[Task list]:
(a) Decide whether each statement below agrees with the text on nucleoside-diphosphate kinases that follows. Answer yes or no for each, and quote the words of that text that decide it.
(i) NDPKs carry out the phosphate exchange in a reversible manner.
(ii) In the exchange, nucleoside triphosphates act as acceptors of the phosphate group.
(iii) GTP made in the citric acid cycle can be converted to ATP.
(b) Write what comes next in the text on nucleoside-diphosphate kinases, picking up after its last sentence.

[Exercise text]:
::::

Nucleoside-diphosphate kinases (NDPKs, also NDP kinase, (poly)nucleotide kinases and nucleoside diphosphokinases) are enzymes that catalyze the exchange of terminal phosphate between different nucleoside diphosphates (NDP) and triphosphates (NTP) in a reversible manner to produce nucleotide triphosphates. Many NDP serve as acceptor while NTP are donors of phosphate group. The general reaction via ping-pong mechanism is as follows: XDP + YTP ←→ XTP + YDP (X and Y each represent different nitrogenous base). NDPK activities maintain an equilibrium between the concentrations of different nucleoside triphosphates such as, for example, when guanosine triphosphate (GTP) produced in the citric acid (Krebs) cycle is converted to adenosine triphosphate (ATP). Other activities include cell proliferation, differentiation and development, signal transduction, G protein-coupled receptor, endocytosis, and gene expression.

::::

[Supplied records]:
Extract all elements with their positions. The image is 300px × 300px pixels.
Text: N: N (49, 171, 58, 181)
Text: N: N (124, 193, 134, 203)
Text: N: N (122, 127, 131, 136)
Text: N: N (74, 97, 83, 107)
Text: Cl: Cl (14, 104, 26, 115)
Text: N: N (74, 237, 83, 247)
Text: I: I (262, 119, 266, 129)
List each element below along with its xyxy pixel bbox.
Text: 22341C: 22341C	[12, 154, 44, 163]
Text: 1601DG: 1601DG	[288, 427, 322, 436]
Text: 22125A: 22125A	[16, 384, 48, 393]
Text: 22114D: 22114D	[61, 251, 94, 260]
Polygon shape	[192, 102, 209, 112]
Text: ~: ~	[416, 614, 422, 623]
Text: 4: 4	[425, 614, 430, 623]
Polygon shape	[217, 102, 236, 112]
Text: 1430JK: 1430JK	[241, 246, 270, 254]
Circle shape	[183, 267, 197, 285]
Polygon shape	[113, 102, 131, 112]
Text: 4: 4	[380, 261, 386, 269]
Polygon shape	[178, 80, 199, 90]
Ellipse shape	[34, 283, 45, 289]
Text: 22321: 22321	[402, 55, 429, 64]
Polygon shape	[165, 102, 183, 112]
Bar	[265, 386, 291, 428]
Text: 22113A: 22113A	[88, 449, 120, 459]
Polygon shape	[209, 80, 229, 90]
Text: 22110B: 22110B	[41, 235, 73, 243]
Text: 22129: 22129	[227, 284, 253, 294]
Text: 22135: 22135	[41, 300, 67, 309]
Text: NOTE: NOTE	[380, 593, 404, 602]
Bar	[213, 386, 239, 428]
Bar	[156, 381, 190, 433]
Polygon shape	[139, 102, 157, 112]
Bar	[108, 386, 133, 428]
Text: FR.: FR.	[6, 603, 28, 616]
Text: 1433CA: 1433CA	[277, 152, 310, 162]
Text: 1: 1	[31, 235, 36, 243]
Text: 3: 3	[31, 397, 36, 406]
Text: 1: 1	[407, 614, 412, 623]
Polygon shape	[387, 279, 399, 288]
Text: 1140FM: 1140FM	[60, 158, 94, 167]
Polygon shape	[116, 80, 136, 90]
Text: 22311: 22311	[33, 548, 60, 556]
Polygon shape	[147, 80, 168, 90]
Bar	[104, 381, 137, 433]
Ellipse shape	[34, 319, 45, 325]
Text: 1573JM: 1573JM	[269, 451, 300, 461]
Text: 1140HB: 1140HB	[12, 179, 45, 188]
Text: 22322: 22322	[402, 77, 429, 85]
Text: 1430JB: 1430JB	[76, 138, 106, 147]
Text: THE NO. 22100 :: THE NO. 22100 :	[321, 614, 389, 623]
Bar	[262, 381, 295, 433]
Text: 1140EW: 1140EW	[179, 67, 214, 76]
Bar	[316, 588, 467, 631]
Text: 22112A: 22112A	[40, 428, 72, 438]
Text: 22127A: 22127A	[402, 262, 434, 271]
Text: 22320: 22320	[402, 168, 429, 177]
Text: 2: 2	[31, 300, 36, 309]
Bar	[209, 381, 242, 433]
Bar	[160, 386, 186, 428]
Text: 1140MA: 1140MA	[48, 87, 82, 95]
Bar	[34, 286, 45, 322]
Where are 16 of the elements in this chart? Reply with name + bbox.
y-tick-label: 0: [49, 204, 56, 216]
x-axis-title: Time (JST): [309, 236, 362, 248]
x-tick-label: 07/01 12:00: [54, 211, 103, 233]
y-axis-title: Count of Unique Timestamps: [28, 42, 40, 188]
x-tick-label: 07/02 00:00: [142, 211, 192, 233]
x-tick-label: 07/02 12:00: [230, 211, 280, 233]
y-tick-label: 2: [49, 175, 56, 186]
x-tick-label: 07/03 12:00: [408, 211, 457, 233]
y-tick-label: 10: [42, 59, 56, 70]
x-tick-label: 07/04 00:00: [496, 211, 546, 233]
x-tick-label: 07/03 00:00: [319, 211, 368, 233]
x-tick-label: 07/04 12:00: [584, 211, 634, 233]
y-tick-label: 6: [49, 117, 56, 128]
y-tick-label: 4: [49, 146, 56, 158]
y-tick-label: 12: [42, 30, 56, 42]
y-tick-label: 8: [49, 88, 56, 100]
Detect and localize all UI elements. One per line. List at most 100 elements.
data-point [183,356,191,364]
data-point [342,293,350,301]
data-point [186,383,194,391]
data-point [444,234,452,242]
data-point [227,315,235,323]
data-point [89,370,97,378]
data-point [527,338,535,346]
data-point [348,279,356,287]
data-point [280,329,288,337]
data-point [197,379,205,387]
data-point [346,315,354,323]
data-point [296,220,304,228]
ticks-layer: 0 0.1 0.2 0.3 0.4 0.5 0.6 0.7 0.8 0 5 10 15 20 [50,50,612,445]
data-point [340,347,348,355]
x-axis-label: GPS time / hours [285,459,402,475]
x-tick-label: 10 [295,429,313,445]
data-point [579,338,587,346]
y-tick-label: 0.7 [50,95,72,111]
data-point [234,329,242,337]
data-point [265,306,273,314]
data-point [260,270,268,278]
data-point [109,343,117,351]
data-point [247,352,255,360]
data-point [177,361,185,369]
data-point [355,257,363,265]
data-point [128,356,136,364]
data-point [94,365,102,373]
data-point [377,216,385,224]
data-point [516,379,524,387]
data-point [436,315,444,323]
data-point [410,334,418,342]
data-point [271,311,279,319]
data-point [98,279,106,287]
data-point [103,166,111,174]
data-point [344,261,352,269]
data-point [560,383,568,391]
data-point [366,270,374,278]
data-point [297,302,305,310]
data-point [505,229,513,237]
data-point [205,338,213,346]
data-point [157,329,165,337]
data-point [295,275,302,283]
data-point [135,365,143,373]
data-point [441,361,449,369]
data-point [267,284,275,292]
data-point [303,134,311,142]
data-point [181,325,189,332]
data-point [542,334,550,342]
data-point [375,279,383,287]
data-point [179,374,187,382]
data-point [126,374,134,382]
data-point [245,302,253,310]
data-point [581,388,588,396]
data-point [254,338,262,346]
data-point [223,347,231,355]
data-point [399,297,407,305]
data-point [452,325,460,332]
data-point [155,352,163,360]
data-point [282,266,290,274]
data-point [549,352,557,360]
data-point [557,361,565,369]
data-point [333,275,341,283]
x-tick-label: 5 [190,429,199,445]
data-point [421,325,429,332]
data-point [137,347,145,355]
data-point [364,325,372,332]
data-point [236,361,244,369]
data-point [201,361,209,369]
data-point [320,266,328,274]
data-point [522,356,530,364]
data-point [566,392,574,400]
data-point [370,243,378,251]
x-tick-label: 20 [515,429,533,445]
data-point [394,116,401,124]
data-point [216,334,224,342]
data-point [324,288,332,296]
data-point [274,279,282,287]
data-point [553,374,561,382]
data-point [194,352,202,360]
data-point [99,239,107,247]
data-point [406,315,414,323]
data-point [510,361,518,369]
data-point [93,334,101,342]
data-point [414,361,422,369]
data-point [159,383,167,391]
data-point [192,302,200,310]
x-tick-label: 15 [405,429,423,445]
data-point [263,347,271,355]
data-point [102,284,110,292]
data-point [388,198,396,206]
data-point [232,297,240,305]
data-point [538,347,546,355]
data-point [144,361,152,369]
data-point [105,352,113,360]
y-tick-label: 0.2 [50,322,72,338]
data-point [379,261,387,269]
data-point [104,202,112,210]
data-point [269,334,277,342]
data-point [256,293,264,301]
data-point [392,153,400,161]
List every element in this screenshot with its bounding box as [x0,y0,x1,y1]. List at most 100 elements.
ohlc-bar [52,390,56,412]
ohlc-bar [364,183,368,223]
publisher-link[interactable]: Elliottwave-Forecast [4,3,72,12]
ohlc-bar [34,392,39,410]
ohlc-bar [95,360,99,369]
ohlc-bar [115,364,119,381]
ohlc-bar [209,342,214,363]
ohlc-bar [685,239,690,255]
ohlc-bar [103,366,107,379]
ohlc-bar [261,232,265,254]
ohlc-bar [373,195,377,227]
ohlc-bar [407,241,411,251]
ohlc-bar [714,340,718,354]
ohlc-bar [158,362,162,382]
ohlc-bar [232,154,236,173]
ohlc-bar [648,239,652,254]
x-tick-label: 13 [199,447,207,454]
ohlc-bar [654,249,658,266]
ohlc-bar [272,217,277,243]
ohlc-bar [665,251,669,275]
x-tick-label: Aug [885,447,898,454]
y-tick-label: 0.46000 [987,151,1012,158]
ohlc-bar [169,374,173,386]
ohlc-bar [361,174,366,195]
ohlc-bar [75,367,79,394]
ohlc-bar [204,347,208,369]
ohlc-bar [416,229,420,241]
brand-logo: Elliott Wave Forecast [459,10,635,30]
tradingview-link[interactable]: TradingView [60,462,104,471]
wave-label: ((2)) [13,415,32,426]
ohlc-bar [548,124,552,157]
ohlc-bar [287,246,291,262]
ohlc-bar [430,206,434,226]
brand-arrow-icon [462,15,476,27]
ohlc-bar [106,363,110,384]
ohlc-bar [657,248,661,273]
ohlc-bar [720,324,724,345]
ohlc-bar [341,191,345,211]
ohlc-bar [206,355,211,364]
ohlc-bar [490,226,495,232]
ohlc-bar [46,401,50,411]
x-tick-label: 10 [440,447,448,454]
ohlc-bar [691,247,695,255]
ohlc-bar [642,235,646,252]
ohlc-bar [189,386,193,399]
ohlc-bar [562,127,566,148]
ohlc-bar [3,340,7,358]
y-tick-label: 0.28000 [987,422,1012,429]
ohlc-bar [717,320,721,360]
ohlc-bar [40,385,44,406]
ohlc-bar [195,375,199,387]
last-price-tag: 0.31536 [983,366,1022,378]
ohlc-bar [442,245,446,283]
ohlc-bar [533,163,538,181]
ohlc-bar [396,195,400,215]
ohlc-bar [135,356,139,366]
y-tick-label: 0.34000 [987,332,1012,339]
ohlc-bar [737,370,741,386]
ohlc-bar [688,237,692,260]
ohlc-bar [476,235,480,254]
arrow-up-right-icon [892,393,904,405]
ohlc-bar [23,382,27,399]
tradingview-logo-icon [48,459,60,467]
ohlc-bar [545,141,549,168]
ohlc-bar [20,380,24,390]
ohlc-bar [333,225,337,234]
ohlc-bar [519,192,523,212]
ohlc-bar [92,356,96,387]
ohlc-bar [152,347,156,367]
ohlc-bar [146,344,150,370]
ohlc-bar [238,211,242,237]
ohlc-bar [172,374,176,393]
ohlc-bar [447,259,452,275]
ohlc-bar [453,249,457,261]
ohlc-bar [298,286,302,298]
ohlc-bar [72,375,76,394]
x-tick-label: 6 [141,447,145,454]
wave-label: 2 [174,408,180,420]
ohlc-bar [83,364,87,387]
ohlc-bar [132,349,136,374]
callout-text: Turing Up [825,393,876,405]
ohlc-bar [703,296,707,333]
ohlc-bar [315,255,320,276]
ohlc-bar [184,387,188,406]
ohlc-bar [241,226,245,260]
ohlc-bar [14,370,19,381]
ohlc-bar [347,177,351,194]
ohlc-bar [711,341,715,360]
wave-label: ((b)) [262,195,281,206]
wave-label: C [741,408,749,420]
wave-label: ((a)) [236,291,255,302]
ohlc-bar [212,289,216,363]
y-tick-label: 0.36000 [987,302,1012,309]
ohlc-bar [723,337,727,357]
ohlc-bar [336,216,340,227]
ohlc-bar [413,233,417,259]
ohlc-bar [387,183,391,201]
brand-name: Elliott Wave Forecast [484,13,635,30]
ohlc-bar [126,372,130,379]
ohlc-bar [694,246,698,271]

::::

[Your written answers]:
(a)
(i) Yes: "in a reversible manner"
(ii) No: "Many NDP serve as acceptor while NTP are donors of phosphate group"
(iii) Yes: "guanosine triphosphate (GTP) produced in the citric acid (Krebs) cycle is converted to adenosine triphosphate (ATP)"

(b)
==Structure==
NDPK are homohexameric proteins made up of monomers approximately 152 amino acids long with a theoretical weight of 17.17KDa. The complex is found in mitochondria and in the soluble cytoplasm of cells.

== Function ==
NDPK are found in all cells, displaying not much specificity towards the types of nucleoside bases and are capable of accepting nucleotides and deoxyribonucleotides as substrates or donors. Therefore, NDPK is the source of RNA and DNA precursors, except ATP.
NDPK utilize specific enzyme kinetics for multi-substrate reaction, namely ping-pong mechanism. A ping-pong mechanism integrates phosphorylation of a histidine residue by transferring terminal phosphate group (γ-phosphate) from ATP to NDP β-phosphate in order to produce a NTP, and NDPK catalyzes such reversible reactions. NTP phosphorylates a histidine, which in turn phosphorylates NDP. NDPK are involved in the synthesis of nucleoside triphosphates (NTP), such as guanosine triphosphate (GTP), cytidine triphosphate (CTP) and uridine triphosphate (UTP), thymidine triphosphate (TTP).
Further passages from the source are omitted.